Reproduce the listing verbatim.

§ INFORMATION SUPPLIED:
··········

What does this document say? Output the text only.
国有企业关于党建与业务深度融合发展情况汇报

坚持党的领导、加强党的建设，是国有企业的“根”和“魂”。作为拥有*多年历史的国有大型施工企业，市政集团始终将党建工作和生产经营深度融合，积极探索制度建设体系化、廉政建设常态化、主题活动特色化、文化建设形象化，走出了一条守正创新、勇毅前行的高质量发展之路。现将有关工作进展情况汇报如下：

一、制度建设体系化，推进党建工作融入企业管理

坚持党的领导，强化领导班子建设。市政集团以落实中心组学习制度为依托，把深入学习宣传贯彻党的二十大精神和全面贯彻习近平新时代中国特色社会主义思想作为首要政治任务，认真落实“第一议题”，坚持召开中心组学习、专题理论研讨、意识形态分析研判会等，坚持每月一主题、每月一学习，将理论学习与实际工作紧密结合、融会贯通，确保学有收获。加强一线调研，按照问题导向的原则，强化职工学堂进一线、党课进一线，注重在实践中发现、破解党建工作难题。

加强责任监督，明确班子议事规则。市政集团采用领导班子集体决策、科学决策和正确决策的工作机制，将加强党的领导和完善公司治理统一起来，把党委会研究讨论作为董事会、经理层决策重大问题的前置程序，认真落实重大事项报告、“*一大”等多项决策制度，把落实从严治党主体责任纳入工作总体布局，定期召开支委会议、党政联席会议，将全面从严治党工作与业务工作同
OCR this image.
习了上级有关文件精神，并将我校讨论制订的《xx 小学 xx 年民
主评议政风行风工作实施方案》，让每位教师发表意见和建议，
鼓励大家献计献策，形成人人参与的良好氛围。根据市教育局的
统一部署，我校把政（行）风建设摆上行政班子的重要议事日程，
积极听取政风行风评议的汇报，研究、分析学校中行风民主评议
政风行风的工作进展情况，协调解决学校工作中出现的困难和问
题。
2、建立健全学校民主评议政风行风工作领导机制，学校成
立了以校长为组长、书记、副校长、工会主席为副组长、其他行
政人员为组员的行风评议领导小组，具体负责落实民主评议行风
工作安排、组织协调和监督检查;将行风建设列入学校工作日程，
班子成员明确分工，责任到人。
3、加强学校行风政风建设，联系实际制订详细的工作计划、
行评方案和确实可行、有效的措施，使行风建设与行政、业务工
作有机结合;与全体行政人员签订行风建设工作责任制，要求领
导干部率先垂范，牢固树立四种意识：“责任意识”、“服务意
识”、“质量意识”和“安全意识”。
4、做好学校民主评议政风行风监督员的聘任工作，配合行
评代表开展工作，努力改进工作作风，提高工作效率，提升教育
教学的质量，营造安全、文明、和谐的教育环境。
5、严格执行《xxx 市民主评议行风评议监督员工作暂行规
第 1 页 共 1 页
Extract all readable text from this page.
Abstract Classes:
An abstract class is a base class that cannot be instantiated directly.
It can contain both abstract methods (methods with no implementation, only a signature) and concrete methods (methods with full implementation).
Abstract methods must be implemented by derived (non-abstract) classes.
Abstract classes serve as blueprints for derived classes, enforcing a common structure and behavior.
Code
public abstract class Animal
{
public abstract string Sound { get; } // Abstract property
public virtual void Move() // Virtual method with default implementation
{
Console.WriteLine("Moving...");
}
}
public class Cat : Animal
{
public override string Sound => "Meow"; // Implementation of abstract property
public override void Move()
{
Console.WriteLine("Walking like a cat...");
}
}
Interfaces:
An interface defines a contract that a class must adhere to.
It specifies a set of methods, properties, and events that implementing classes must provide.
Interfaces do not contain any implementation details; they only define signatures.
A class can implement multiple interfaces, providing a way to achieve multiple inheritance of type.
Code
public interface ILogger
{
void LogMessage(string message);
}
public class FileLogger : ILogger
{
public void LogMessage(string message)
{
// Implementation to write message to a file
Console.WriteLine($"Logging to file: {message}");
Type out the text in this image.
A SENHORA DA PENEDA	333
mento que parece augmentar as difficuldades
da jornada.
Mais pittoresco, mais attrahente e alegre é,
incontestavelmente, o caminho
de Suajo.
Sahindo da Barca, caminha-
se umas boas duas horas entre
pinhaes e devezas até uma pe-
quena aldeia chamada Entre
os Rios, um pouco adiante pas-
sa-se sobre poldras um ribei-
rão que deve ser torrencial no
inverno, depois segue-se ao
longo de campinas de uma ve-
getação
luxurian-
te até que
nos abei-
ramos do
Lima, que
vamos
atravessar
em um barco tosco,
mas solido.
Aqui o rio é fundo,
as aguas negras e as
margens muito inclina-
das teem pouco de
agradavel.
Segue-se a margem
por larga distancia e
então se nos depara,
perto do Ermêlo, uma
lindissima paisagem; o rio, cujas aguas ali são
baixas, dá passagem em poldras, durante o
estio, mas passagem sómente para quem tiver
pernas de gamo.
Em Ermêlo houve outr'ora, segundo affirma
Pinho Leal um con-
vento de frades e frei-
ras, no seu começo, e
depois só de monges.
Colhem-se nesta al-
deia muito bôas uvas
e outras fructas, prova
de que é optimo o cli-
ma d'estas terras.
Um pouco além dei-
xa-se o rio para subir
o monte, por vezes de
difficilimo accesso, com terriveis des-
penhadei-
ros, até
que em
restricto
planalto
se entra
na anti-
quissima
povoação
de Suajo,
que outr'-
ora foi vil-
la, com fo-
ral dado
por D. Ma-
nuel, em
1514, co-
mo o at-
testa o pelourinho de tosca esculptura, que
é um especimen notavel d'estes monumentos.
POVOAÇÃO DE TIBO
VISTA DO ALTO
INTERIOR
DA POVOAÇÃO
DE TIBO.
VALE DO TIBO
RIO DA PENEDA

··········

§ OUTPUT OF THE TASK:
What does this document say? Output the text only.
国有企业关于党建与业务深度融合发展情况汇报

坚持党的领导、加强党的建设，是国有企业的“根”和“魂”。作为拥有*多年历史的国有大型施工企业，市政集团始终将党建工作和生产经营深度融合，积极探索制度建设体系化、廉政建设常态化、主题活动特色化、文化建设形象化，走出了一条守正创新、勇毅前行的高质量发展之路。现将有关工作进展情况汇报如下：

一、制度建设体系化，推进党建工作融入企业管理

坚持党的领导，强化领导班子建设。市政集团以落实中心组学习制度为依托，把深入学习宣传贯彻党的二十大精神和全面贯彻习近平新时代中国特色社会主义思想作为首要政治任务，认真落实“第一议题”，坚持召开中心组学习、专题理论研讨、意识形态分析研判会等，坚持每月一主题、每月一学习，将理论学习与实际工作紧密结合、融会贯通，确保学有收获。加强一线调研，按照问题导向的原则，强化职工学堂进一线、党课进一线，注重在实践中发现、破解党建工作难题。

加强责任监督，明确班子议事规则。市政集团采用领导班子集体决策、科学决策和正确决策的工作机制，将加强党的领导和完善公司治理统一起来，把党委会研究讨论作为董事会、经理层决策重大问题的前置程序，认真落实重大事项报告、“*一大”等多项决策制度，把落实从严治党主体责任纳入工作总体布局，定期召开支委会议、党政联席会议，将全面从严治党工作与业务工作同
OCR this image.
习了上级有关文件精神，并将我校讨论制订的《xx 小学 xx 年民
主评议政风行风工作实施方案》，让每位教师发表意见和建议，
鼓励大家献计献策，形成人人参与的良好氛围。根据市教育局的
统一部署，我校把政（行）风建设摆上行政班子的重要议事日程，
积极听取政风行风评议的汇报，研究、分析学校中行风民主评议
政风行风的工作进展情况，协调解决学校工作中出现的困难和问
题。
2、建立健全学校民主评议政风行风工作领导机制，学校成
立了以校长为组长、书记、副校长、工会主席为副组长、其他行
政人员为组员的行风评议领导小组，具体负责落实民主评议行风
工作安排、组织协调和监督检查;将行风建设列入学校工作日程，
班子成员明确分工，责任到人。
3、加强学校行风政风建设，联系实际制订详细的工作计划、
行评方案和确实可行、有效的措施，使行风建设与行政、业务工
作有机结合;与全体行政人员签订行风建设工作责任制，要求领
导干部率先垂范，牢固树立四种意识：“责任意识”、“服务意
识”、“质量意识”和“安全意识”。
4、做好学校民主评议政风行风监督员的聘任工作，配合行
评代表开展工作，努力改进工作作风，提高工作效率，提升教育
教学的质量，营造安全、文明、和谐的教育环境。
5、严格执行《xxx 市民主评议行风评议监督员工作暂行规
第 1 页 共 1 页
Extract all readable text from this page.
Abstract Classes:
An abstract class is a base class that cannot be instantiated directly.
It can contain both abstract methods (methods with no implementation, only a signature) and concrete methods (methods with full implementation).
Abstract methods must be implemented by derived (non-abstract) classes.
Abstract classes serve as blueprints for derived classes, enforcing a common structure and behavior.
Code
public abstract class Animal
{
public abstract string Sound { get; } // Abstract property
public virtual void Move() // Virtual method with default implementation
{
Console.WriteLine("Moving...");
}
}
public class Cat : Animal
{
public override string Sound => "Meow"; // Implementation of abstract property
public override void Move()
{
Console.WriteLine("Walking like a cat...");
}
}
Interfaces:
An interface defines a contract that a class must adhere to.
It specifies a set of methods, properties, and events that implementing classes must provide.
Interfaces do not contain any implementation details; they only define signatures.
A class can implement multiple interfaces, providing a way to achieve multiple inheritance of type.
Code
public interface ILogger
{
void LogMessage(string message);
}
public class FileLogger : ILogger
{
public void LogMessage(string message)
{
// Implementation to write message to a file
Console.WriteLine($"Logging to file: {message}");
Type out the text in this image.
A SENHORA DA PENEDA	333
mento que parece augmentar as difficuldades
da jornada.
Mais pittoresco, mais attrahente e alegre é,
incontestavelmente, o caminho
de Suajo.
Sahindo da Barca, caminha-
se umas boas duas horas entre
pinhaes e devezas até uma pe-
quena aldeia chamada Entre
os Rios, um pouco adiante pas-
sa-se sobre poldras um ribei-
rão que deve ser torrencial no
inverno, depois segue-se ao
longo de campinas de uma ve-
getação
luxurian-
te até que
nos abei-
ramos do
Lima, que
vamos
atravessar
em um barco tosco,
mas solido.
Aqui o rio é fundo,
as aguas negras e as
margens muito inclina-
das teem pouco de
agradavel.
Segue-se a margem
por larga distancia e
então se nos depara,
perto do Ermêlo, uma
lindissima paisagem; o rio, cujas aguas ali são
baixas, dá passagem em poldras, durante o
estio, mas passagem sómente para quem tiver
pernas de gamo.
Em Ermêlo houve outr'ora, segundo affirma
Pinho Leal um con-
vento de frades e frei-
ras, no seu começo, e
depois só de monges.
Colhem-se nesta al-
deia muito bôas uvas
e outras fructas, prova
de que é optimo o cli-
ma d'estas terras.
Um pouco além dei-
xa-se o rio para subir
o monte, por vezes de
difficilimo accesso, com terriveis des-
penhadei-
ros, até
que em
restricto
planalto
se entra
na anti-
quissima
povoação
de Suajo,
que outr'-
ora foi vil-
la, com fo-
ral dado
por D. Ma-
nuel, em
1514, co-
mo o at-
testa o pelourinho de tosca esculptura, que
é um especimen notavel d'estes monumentos.
POVOAÇÃO DE TIBO
VISTA DO ALTO
INTERIOR
DA POVOAÇÃO
DE TIBO.
VALE DO TIBO
RIO DA PENEDA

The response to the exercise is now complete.